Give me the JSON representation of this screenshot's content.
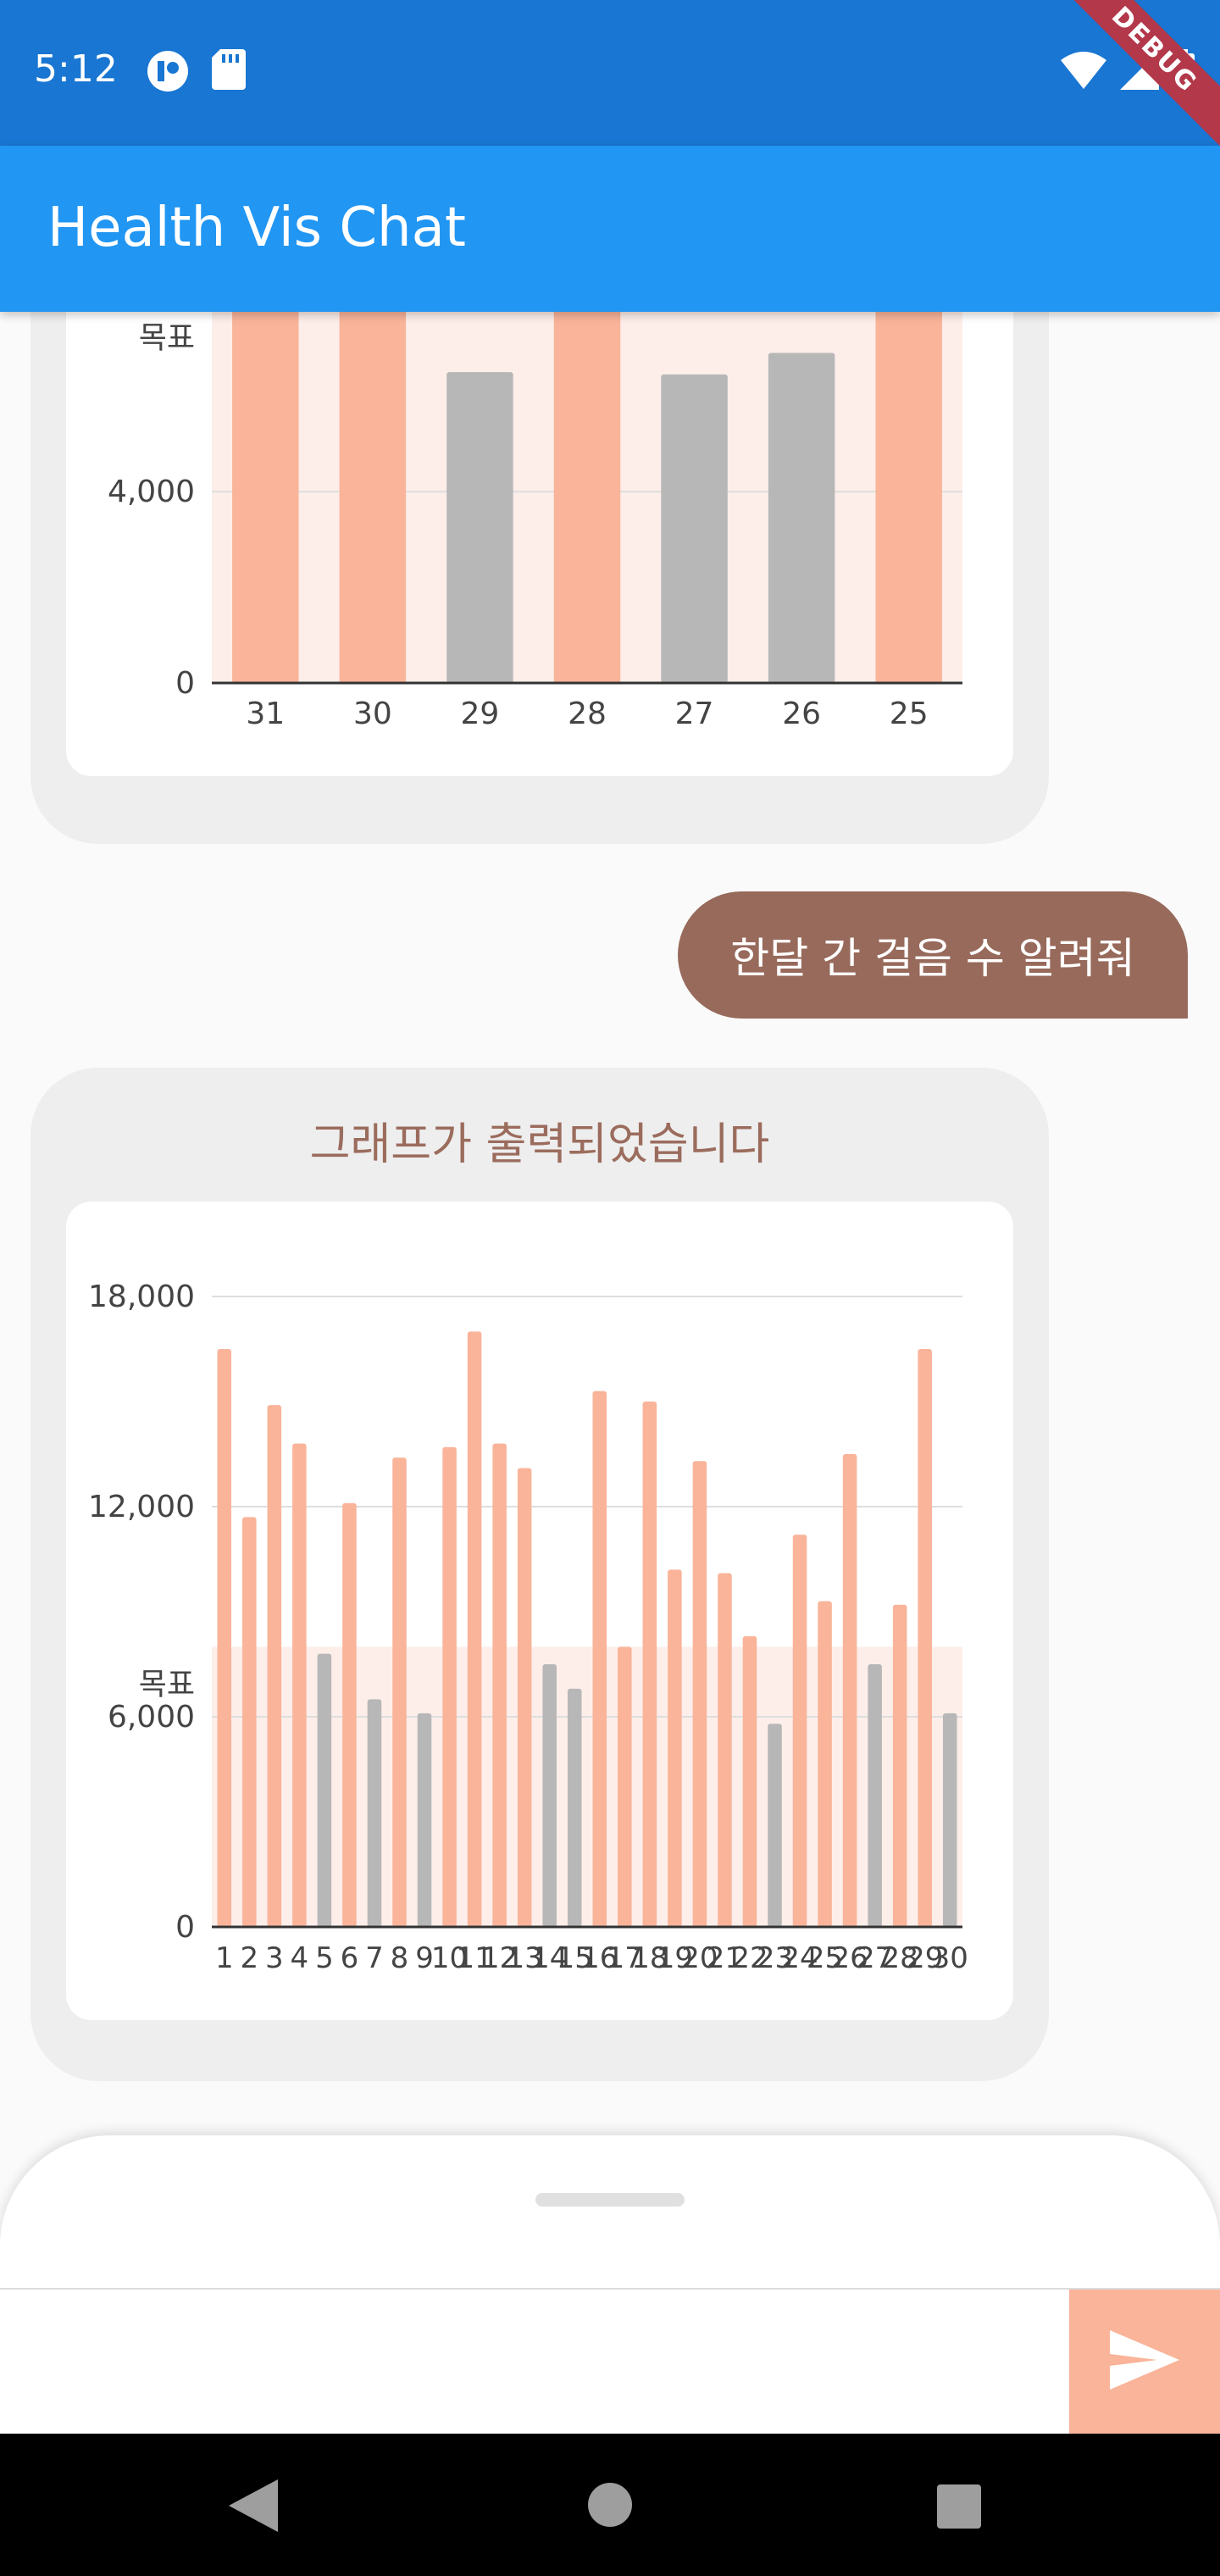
{
  "status_bar": {
    "time": "5:12",
    "debug_label": "DEBUG"
  },
  "app_bar": {
    "title": "Health Vis Chat"
  },
  "messages": {
    "user_message": "한달 간 걸음 수 알려줘",
    "bot_message_title": "그래프가 출력되었습니다"
  },
  "input": {
    "placeholder": ""
  },
  "colors": {
    "primary": "#2196f3",
    "status_bar": "#1976d2",
    "bar_goal_met": "#f9b49a",
    "bar_goal_missed": "#b7b7b7",
    "user_bubble": "#976a5b",
    "send_button": "#f9b49a"
  },
  "icons": [
    "signal-icon",
    "sd-card-icon",
    "wifi-icon",
    "cellular-icon",
    "battery-icon",
    "send-icon",
    "back-icon",
    "home-icon",
    "recents-icon"
  ],
  "chart_data": [
    {
      "type": "bar",
      "categories": [
        "31",
        "30",
        "29",
        "28",
        "27",
        "26",
        "25"
      ],
      "values": [
        9000,
        9000,
        6500,
        9000,
        6450,
        6900,
        9000
      ],
      "ylim": [
        0,
        9000
      ],
      "yticks": [
        "0",
        "4,000"
      ],
      "goal_label": "목표",
      "goal_value": 8000,
      "partial": true
    },
    {
      "type": "bar",
      "categories": [
        "1",
        "2",
        "3",
        "4",
        "5",
        "6",
        "7",
        "8",
        "9",
        "10",
        "11",
        "12",
        "13",
        "14",
        "15",
        "16",
        "17",
        "18",
        "19",
        "20",
        "21",
        "22",
        "23",
        "24",
        "25",
        "26",
        "27",
        "28",
        "29",
        "30"
      ],
      "values": [
        16500,
        11700,
        14900,
        13800,
        7800,
        12100,
        6500,
        13400,
        6100,
        13700,
        17000,
        13800,
        13100,
        7500,
        6800,
        15300,
        8000,
        15000,
        10200,
        13300,
        10100,
        8300,
        5800,
        11200,
        9300,
        13500,
        7500,
        9200,
        16500,
        6100
      ],
      "ylim": [
        0,
        18000
      ],
      "yticks": [
        "0",
        "6,000",
        "12,000",
        "18,000"
      ],
      "goal_label": "목표",
      "goal_value": 8000
    }
  ]
}
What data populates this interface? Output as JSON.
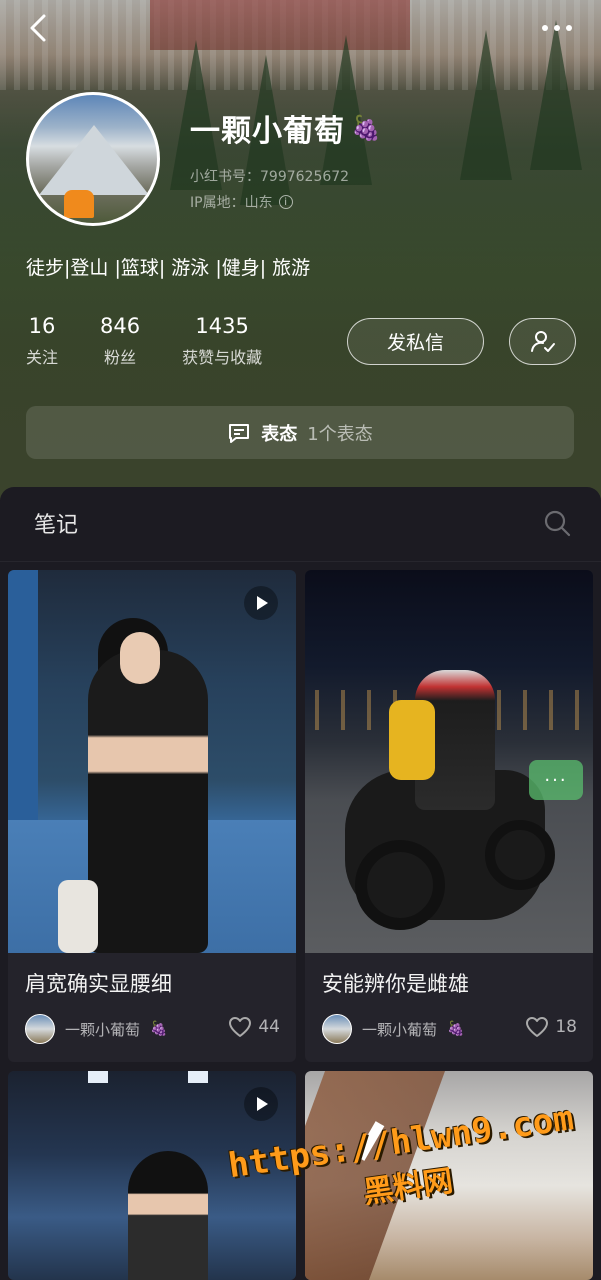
{
  "profile": {
    "username": "一颗小葡萄",
    "username_emoji": "🍇",
    "id_text": "小红书号：7997625672",
    "ip_text": "IP属地：山东",
    "bio": "徒步|登山 |篮球| 游泳 |健身| 旅游",
    "stats": [
      {
        "value": "16",
        "label": "关注"
      },
      {
        "value": "846",
        "label": "粉丝"
      },
      {
        "value": "1435",
        "label": "获赞与收藏"
      }
    ],
    "message_button": "发私信",
    "status": {
      "label": "表态",
      "count": "1个表态"
    }
  },
  "notes": {
    "header": "笔记",
    "cards": [
      {
        "title": "肩宽确实显腰细",
        "author": "一颗小葡萄",
        "likes": "44"
      },
      {
        "title": "安能辨你是雌雄",
        "author": "一颗小葡萄",
        "likes": "18"
      }
    ],
    "bubble_text": "···"
  },
  "watermark": {
    "url": "https://hlwn9.com",
    "label": "黑料网"
  },
  "icons": [
    "back-icon",
    "more-icon",
    "info-icon",
    "follow-user-icon",
    "comment-icon",
    "search-icon",
    "heart-icon",
    "play-icon",
    "grape-icon"
  ]
}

- - - -

▶ **Stated task**: Which lines hold the word "JSON"? Return all of them from the records above.

▶ **Result for this exercise**:
Give me the JSON representation of this screenshot's content.
What data populates this interface? Output as JSON.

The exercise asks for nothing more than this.